Exercise directions:
Review the lines that follow and copy each one that contains the word "普通螺纹".
* * * * *
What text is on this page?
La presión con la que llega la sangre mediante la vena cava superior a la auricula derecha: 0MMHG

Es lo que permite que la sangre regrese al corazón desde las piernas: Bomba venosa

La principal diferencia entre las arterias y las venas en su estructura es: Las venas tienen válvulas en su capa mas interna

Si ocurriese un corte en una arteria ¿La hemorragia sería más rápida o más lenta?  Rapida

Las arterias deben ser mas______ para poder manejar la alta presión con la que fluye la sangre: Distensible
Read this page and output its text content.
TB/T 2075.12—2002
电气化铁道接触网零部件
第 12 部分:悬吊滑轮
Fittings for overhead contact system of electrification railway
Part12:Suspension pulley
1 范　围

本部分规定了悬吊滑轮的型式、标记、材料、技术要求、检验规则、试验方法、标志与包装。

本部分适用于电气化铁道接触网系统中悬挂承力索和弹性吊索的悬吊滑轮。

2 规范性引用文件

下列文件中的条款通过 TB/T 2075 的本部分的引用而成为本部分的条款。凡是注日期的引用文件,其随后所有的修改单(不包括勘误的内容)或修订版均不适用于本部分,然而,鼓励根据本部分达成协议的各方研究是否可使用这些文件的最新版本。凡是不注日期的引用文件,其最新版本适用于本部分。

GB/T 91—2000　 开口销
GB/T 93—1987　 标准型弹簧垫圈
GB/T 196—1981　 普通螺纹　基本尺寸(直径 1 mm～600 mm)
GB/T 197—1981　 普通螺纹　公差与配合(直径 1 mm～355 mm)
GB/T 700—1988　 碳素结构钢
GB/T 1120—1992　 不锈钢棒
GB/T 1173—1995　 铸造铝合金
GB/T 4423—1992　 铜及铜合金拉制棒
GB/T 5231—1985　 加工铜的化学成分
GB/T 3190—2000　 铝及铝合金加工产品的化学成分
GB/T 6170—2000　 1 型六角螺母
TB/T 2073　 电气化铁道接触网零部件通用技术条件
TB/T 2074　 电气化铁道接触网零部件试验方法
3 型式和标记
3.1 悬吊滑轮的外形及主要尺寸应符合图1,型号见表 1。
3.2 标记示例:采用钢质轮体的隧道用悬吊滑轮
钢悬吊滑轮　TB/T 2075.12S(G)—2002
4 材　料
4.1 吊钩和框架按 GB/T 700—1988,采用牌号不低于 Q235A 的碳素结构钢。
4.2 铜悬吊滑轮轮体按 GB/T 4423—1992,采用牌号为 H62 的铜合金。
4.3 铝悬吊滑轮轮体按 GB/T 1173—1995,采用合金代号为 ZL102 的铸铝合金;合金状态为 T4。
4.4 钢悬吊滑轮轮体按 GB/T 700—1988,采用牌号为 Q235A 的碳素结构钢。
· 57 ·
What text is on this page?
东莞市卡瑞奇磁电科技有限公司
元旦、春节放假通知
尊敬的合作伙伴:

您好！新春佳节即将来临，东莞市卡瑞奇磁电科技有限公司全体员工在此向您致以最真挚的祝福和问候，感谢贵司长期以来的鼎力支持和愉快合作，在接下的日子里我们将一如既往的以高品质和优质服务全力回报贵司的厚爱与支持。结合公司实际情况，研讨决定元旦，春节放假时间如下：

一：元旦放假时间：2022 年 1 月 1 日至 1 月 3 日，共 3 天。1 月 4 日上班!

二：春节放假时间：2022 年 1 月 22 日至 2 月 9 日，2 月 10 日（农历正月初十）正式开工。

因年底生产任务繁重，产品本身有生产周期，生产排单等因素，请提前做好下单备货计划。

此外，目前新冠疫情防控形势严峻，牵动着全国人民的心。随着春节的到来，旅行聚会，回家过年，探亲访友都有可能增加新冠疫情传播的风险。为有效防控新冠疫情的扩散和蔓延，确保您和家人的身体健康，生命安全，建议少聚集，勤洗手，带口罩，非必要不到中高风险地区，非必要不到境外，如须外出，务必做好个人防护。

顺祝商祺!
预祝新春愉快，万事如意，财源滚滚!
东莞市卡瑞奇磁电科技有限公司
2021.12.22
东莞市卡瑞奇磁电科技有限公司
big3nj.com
* * * * *
Result below:
GB/T 196—1981　 普通螺纹　基本尺寸(直径 1 mm～600 mm)
GB/T 197—1981　 普通螺纹　公差与配合(直径 1 mm～355 mm)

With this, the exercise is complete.